__Material to process__:

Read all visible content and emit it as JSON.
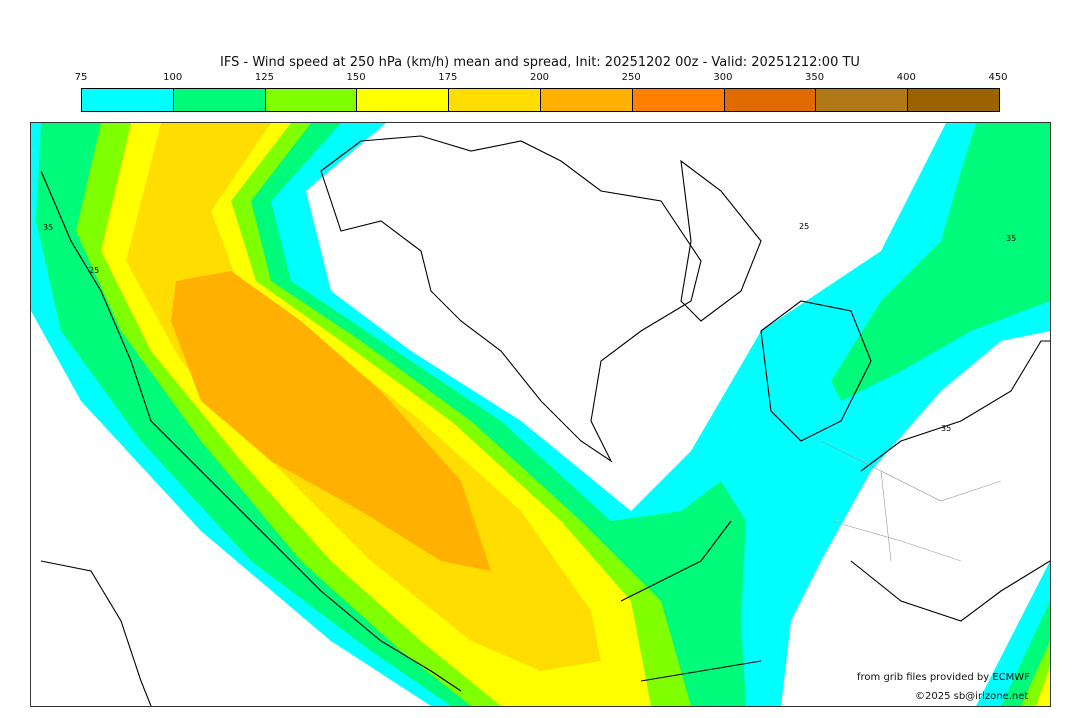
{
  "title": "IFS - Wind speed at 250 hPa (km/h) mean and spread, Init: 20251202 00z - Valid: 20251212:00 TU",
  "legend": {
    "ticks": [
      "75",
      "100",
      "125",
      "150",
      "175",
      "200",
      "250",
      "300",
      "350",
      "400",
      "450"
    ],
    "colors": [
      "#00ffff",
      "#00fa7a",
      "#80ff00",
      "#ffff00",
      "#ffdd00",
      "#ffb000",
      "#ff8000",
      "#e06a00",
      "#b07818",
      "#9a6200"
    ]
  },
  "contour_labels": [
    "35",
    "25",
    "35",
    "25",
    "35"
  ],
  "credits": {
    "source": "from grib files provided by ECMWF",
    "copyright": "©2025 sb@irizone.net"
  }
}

__Exercise task__:
Your job is to transcribe the entries above exactly; skip the pictures.

__Solution to the problem__:
Read all visible content and emit it as JSON.
{
  "title": "IFS - Wind speed at 250 hPa (km/h) mean and spread, Init: 20251202 00z - Valid: 20251212:00 TU",
  "legend": {
    "ticks": [
      "75",
      "100",
      "125",
      "150",
      "175",
      "200",
      "250",
      "300",
      "350",
      "400",
      "450"
    ],
    "colors": [
      "#00ffff",
      "#00fa7a",
      "#80ff00",
      "#ffff00",
      "#ffdd00",
      "#ffb000",
      "#ff8000",
      "#e06a00",
      "#b07818",
      "#9a6200"
    ]
  },
  "contour_labels": [
    "35",
    "25",
    "35",
    "25",
    "35"
  ],
  "credits": {
    "source": "from grib files provided by ECMWF",
    "copyright": "©2025 sb@irizone.net"
  }
}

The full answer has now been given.